» **Written task**: Skip every picture, and output exactly the lines starting at the one with "Transcribe this image's" and running through the last line of the material below.

» **Material for this exercise**:
((
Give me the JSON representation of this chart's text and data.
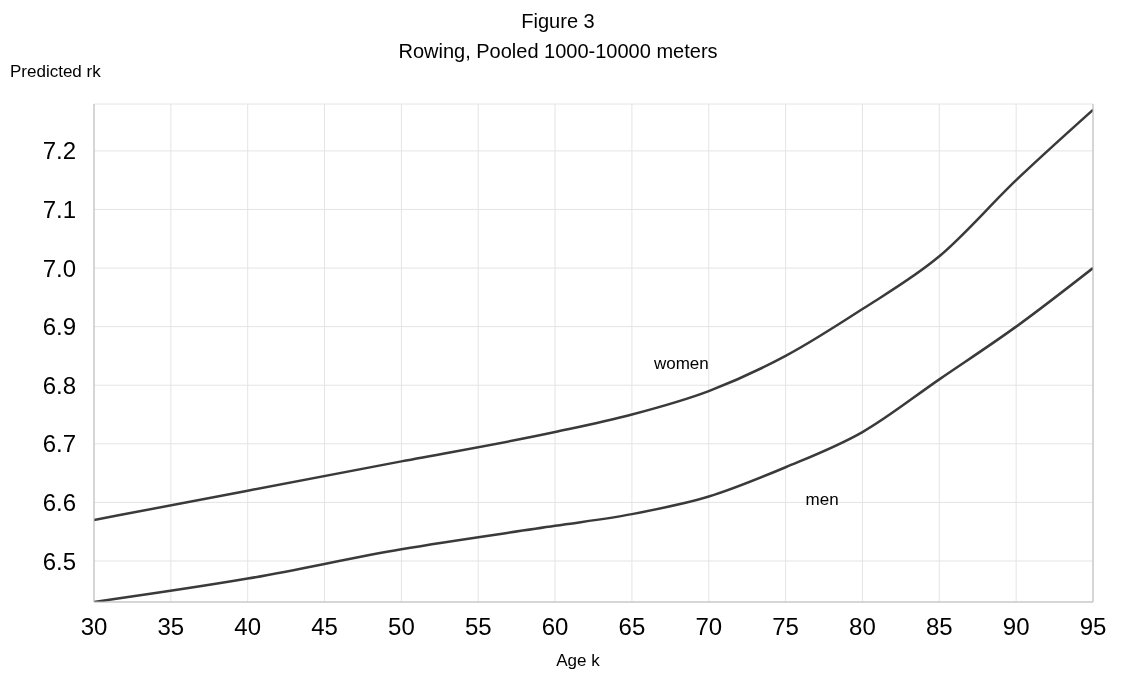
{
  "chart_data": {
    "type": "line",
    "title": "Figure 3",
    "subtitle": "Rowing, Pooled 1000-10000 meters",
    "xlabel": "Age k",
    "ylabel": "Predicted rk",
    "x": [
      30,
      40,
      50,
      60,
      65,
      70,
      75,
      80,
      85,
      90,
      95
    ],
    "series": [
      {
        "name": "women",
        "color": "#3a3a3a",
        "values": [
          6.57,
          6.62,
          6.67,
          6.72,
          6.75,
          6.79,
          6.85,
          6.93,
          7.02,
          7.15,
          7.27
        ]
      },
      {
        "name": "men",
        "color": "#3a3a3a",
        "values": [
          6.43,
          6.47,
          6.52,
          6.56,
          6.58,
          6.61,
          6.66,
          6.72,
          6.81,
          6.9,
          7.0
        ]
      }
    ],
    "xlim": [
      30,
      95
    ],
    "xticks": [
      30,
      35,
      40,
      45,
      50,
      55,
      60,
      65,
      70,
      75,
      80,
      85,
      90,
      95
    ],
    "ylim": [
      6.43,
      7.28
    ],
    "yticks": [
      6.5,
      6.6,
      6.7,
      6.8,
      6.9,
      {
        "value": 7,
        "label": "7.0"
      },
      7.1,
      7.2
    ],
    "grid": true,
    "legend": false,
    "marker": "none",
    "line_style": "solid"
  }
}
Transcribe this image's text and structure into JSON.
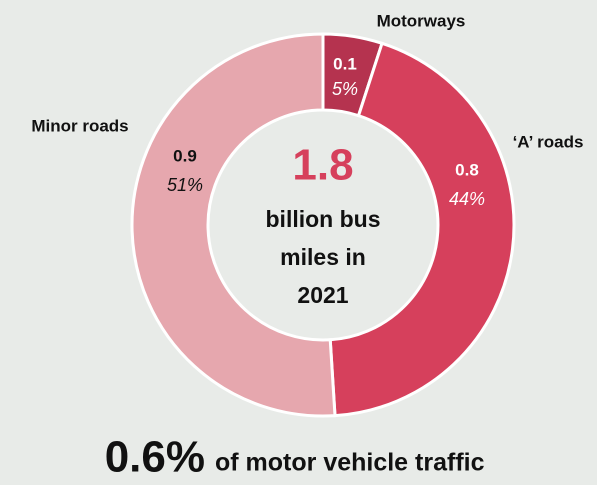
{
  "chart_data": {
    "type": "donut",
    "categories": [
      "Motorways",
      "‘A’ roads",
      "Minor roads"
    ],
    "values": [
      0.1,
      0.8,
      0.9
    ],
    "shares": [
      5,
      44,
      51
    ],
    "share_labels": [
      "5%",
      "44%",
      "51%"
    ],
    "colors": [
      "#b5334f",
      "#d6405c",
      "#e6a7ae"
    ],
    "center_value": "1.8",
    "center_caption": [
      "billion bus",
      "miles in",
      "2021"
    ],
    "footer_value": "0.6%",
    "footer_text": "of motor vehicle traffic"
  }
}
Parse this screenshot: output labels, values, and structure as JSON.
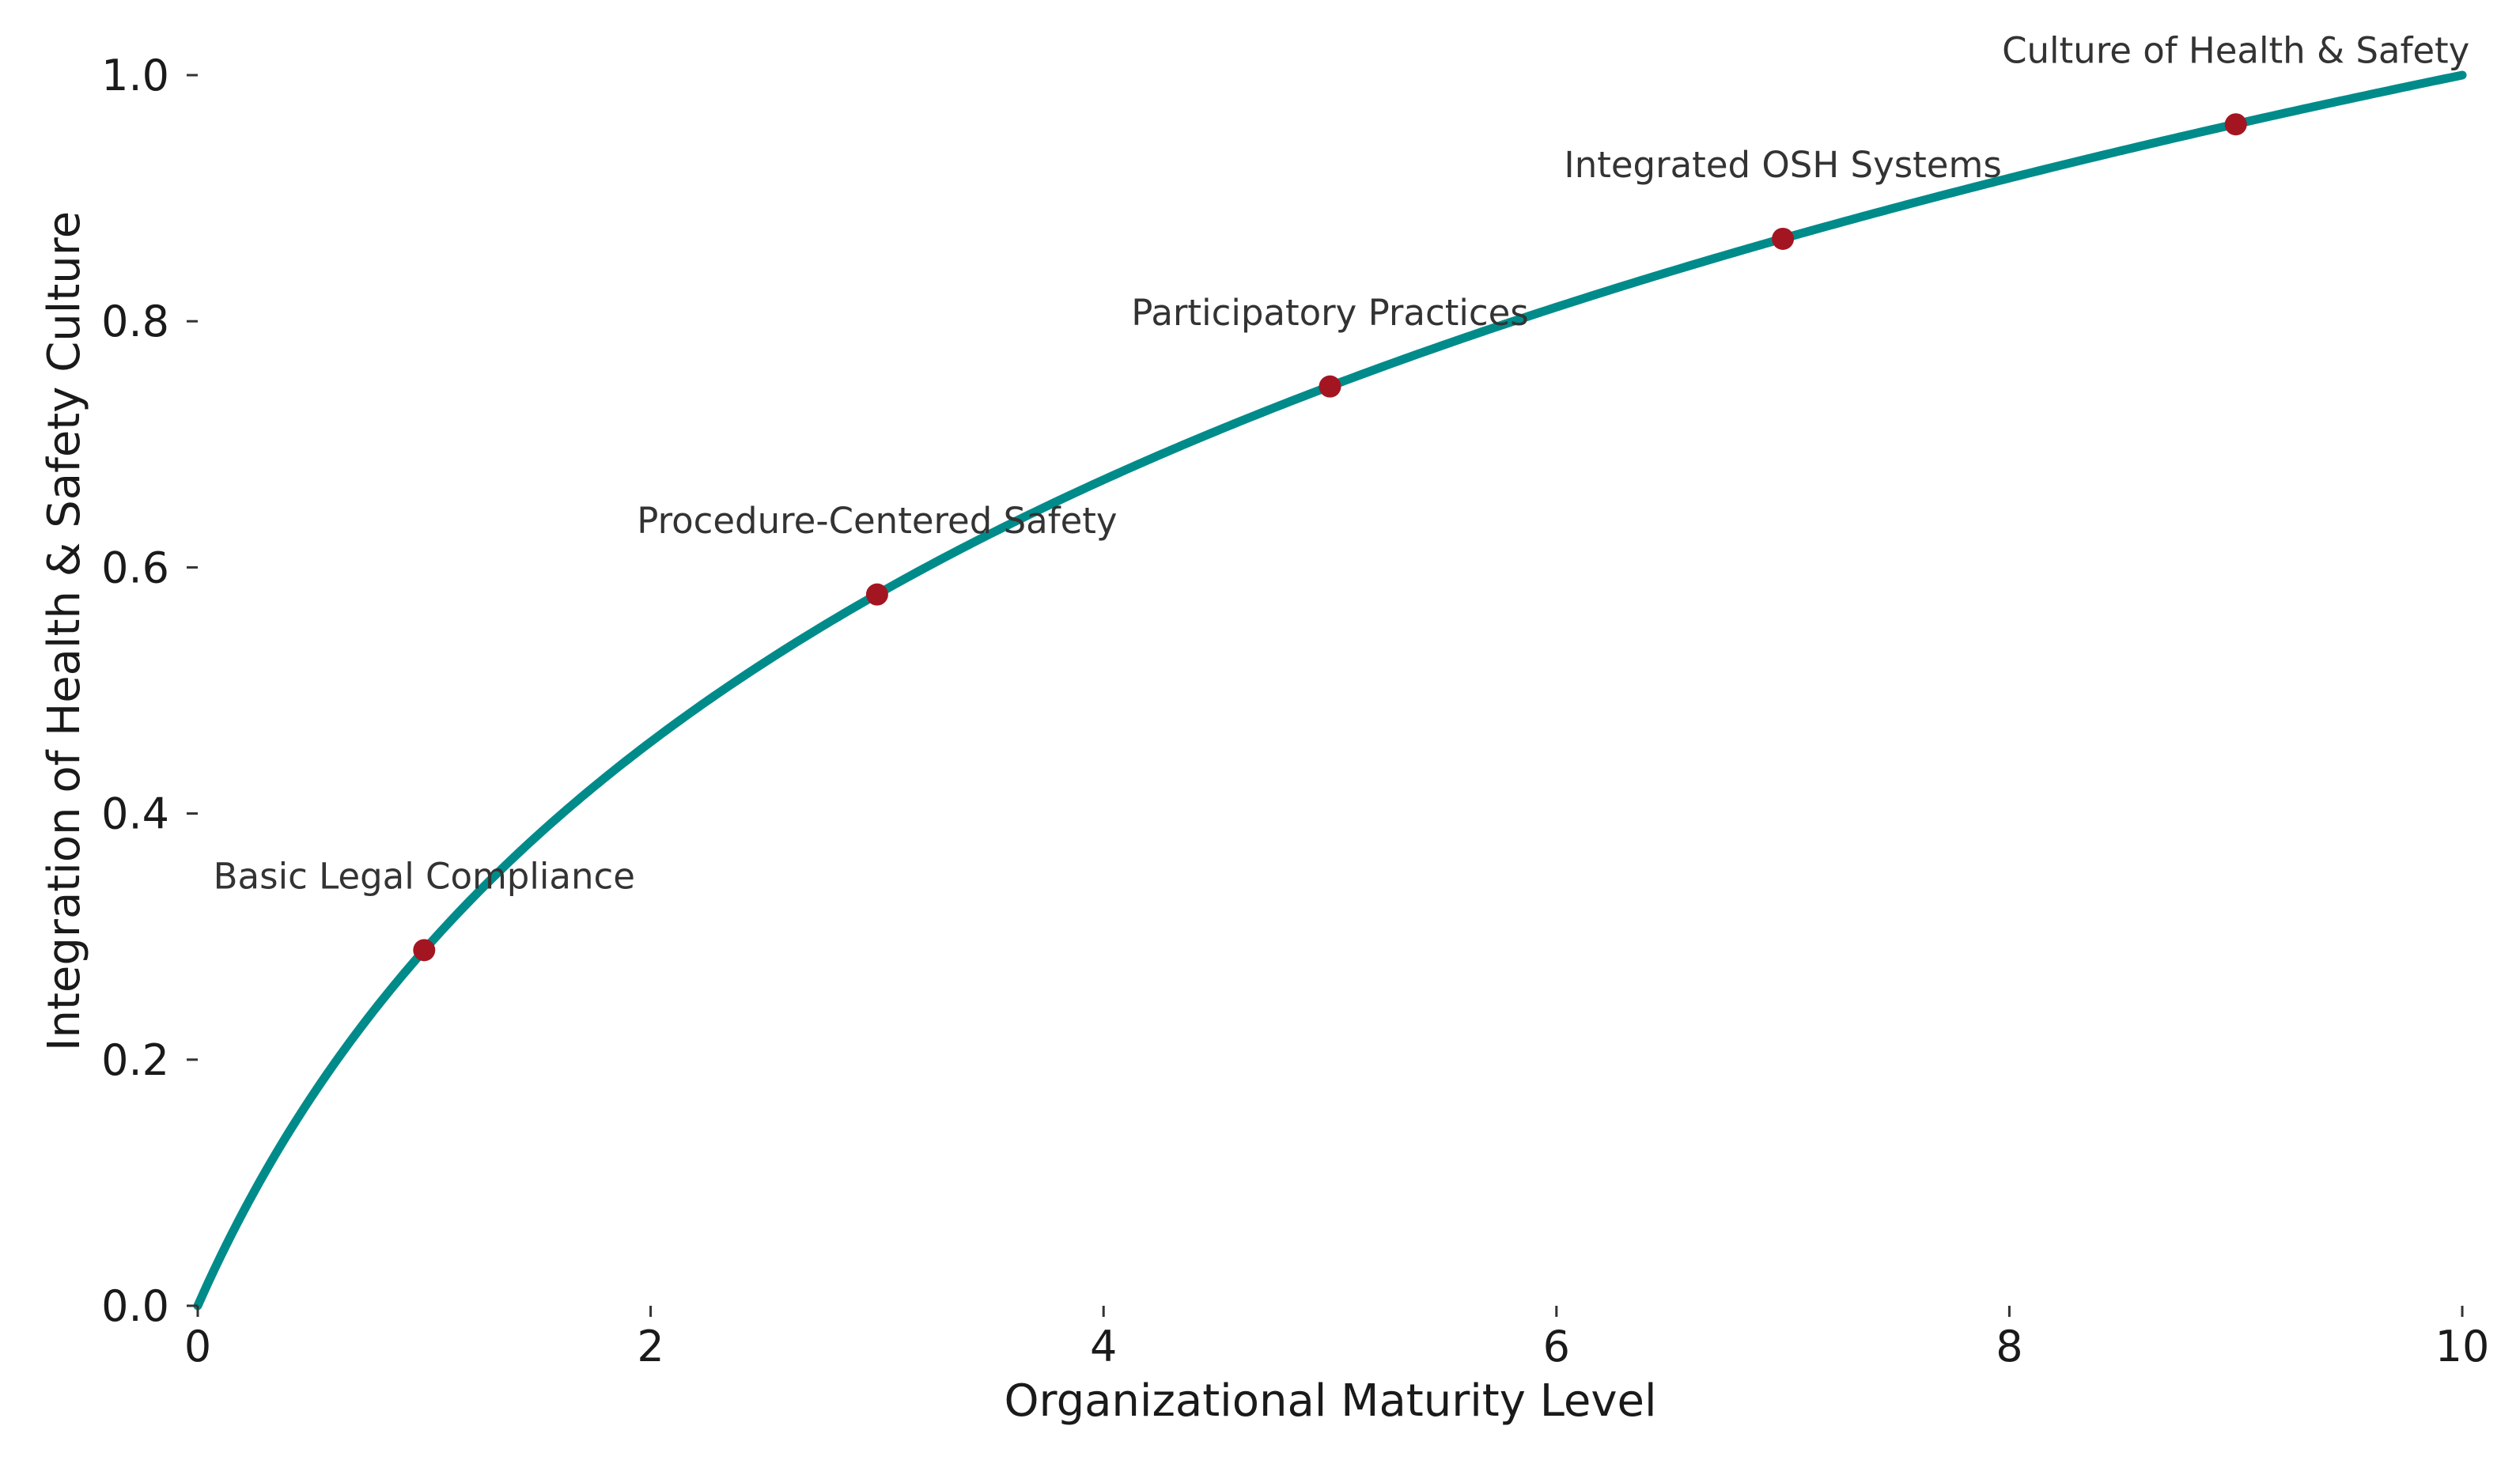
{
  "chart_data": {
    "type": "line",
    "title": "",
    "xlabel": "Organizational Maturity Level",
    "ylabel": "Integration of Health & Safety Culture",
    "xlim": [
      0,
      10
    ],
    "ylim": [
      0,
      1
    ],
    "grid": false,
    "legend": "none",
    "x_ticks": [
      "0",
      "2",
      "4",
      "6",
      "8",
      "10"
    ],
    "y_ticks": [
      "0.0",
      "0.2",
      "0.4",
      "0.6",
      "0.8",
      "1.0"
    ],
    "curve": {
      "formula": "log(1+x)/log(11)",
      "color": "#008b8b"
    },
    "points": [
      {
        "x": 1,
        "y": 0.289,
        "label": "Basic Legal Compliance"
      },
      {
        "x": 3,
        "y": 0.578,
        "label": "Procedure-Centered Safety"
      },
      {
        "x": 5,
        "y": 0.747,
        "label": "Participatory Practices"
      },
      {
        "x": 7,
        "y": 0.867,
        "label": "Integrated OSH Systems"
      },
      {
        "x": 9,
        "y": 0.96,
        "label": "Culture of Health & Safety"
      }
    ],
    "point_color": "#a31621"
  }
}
))
» **Finished answer**:
Transcribe this image's text and structure into JSON.
{
  "chart_data": {
    "type": "donut",
    "categories": [
      "Motorways",
      "‘A’ roads",
      "Minor roads"
    ],
    "values": [
      0.1,
      0.8,
      0.9
    ],
    "shares": [
      5,
      44,
      51
    ],
    "share_labels": [
      "5%",
      "44%",
      "51%"
    ],
    "colors": [
      "#b5334f",
      "#d6405c",
      "#e6a7ae"
    ],
    "center_value": "1.8",
    "center_caption": [
      "billion bus",
      "miles in",
      "2021"
    ],
    "footer_value": "0.6%",
    "footer_text": "of motor vehicle traffic"
  }
}
Parse this screenshot: output labels, values, and structure as JSON.
{
  "chart_data": {
    "type": "line",
    "title": "",
    "xlabel": "Organizational Maturity Level",
    "ylabel": "Integration of Health & Safety Culture",
    "xlim": [
      0,
      10
    ],
    "ylim": [
      0,
      1
    ],
    "grid": false,
    "legend": "none",
    "x_ticks": [
      "0",
      "2",
      "4",
      "6",
      "8",
      "10"
    ],
    "y_ticks": [
      "0.0",
      "0.2",
      "0.4",
      "0.6",
      "0.8",
      "1.0"
    ],
    "curve": {
      "formula": "log(1+x)/log(11)",
      "color": "#008b8b"
    },
    "points": [
      {
        "x": 1,
        "y": 0.289,
        "label": "Basic Legal Compliance"
      },
      {
        "x": 3,
        "y": 0.578,
        "label": "Procedure-Centered Safety"
      },
      {
        "x": 5,
        "y": 0.747,
        "label": "Participatory Practices"
      },
      {
        "x": 7,
        "y": 0.867,
        "label": "Integrated OSH Systems"
      },
      {
        "x": 9,
        "y": 0.96,
        "label": "Culture of Health & Safety"
      }
    ],
    "point_color": "#a31621"
  }
}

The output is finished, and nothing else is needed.